Stored data:
+++
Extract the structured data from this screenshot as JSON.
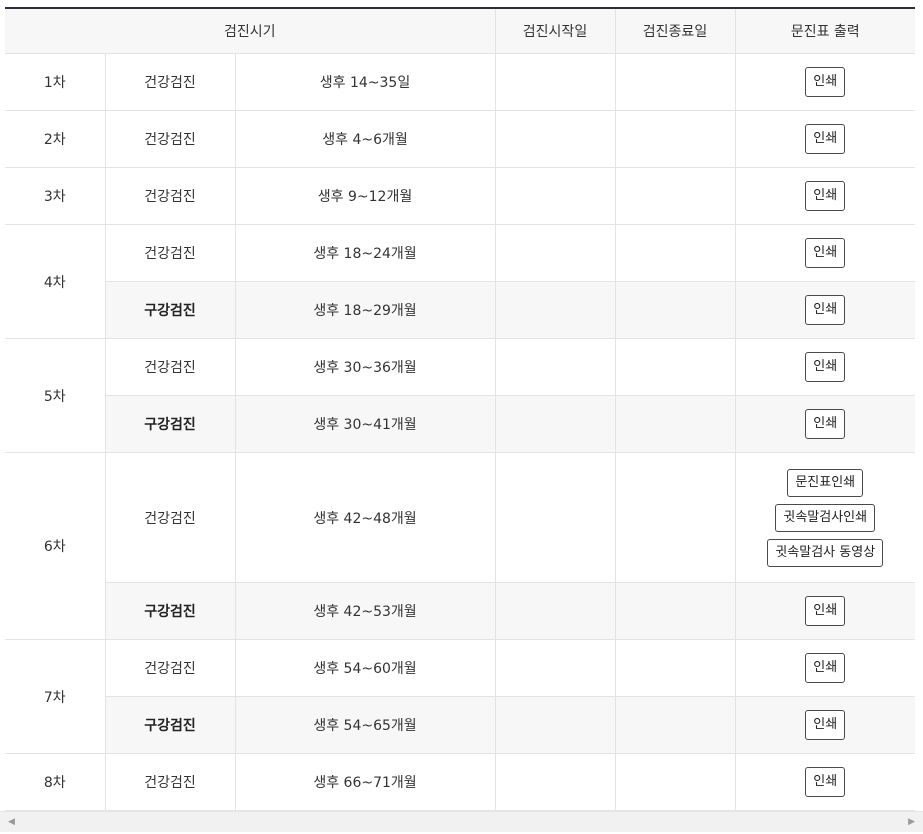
{
  "header": {
    "period": "검진시기",
    "start": "검진시작일",
    "end": "검진종료일",
    "print": "문진표 출력"
  },
  "rows": [
    {
      "round": "1차",
      "type": "건강검진",
      "age": "생후 14~35일",
      "button": "인쇄"
    },
    {
      "round": "2차",
      "type": "건강검진",
      "age": "생후 4~6개월",
      "button": "인쇄"
    },
    {
      "round": "3차",
      "type": "건강검진",
      "age": "생후 9~12개월",
      "button": "인쇄"
    },
    {
      "round": "4차",
      "type": "건강검진",
      "age": "생후 18~24개월",
      "button": "인쇄"
    },
    {
      "round": "",
      "type": "구강검진",
      "age": "생후 18~29개월",
      "button": "인쇄"
    },
    {
      "round": "5차",
      "type": "건강검진",
      "age": "생후 30~36개월",
      "button": "인쇄"
    },
    {
      "round": "",
      "type": "구강검진",
      "age": "생후 30~41개월",
      "button": "인쇄"
    },
    {
      "round": "6차",
      "type": "건강검진",
      "age": "생후 42~48개월",
      "buttons": [
        "문진표인쇄",
        "귓속말검사인쇄",
        "귓속말검사 동영상"
      ]
    },
    {
      "round": "",
      "type": "구강검진",
      "age": "생후 42~53개월",
      "button": "인쇄"
    },
    {
      "round": "7차",
      "type": "건강검진",
      "age": "생후 54~60개월",
      "button": "인쇄"
    },
    {
      "round": "",
      "type": "구강검진",
      "age": "생후 54~65개월",
      "button": "인쇄"
    },
    {
      "round": "8차",
      "type": "건강검진",
      "age": "생후 66~71개월",
      "button": "인쇄"
    }
  ],
  "scrollbar": {
    "left": "◀",
    "right": "▶"
  }
}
+++
> Problem requirements
Restate the data above word for word. Skip every picture.

> Solution for this exercise
Extract the structured data from this screenshot as JSON.
{
  "header": {
    "period": "검진시기",
    "start": "검진시작일",
    "end": "검진종료일",
    "print": "문진표 출력"
  },
  "rows": [
    {
      "round": "1차",
      "type": "건강검진",
      "age": "생후 14~35일",
      "button": "인쇄"
    },
    {
      "round": "2차",
      "type": "건강검진",
      "age": "생후 4~6개월",
      "button": "인쇄"
    },
    {
      "round": "3차",
      "type": "건강검진",
      "age": "생후 9~12개월",
      "button": "인쇄"
    },
    {
      "round": "4차",
      "type": "건강검진",
      "age": "생후 18~24개월",
      "button": "인쇄"
    },
    {
      "round": "",
      "type": "구강검진",
      "age": "생후 18~29개월",
      "button": "인쇄"
    },
    {
      "round": "5차",
      "type": "건강검진",
      "age": "생후 30~36개월",
      "button": "인쇄"
    },
    {
      "round": "",
      "type": "구강검진",
      "age": "생후 30~41개월",
      "button": "인쇄"
    },
    {
      "round": "6차",
      "type": "건강검진",
      "age": "생후 42~48개월",
      "buttons": [
        "문진표인쇄",
        "귓속말검사인쇄",
        "귓속말검사 동영상"
      ]
    },
    {
      "round": "",
      "type": "구강검진",
      "age": "생후 42~53개월",
      "button": "인쇄"
    },
    {
      "round": "7차",
      "type": "건강검진",
      "age": "생후 54~60개월",
      "button": "인쇄"
    },
    {
      "round": "",
      "type": "구강검진",
      "age": "생후 54~65개월",
      "button": "인쇄"
    },
    {
      "round": "8차",
      "type": "건강검진",
      "age": "생후 66~71개월",
      "button": "인쇄"
    }
  ],
  "scrollbar": {
    "left": "◀",
    "right": "▶"
  }
}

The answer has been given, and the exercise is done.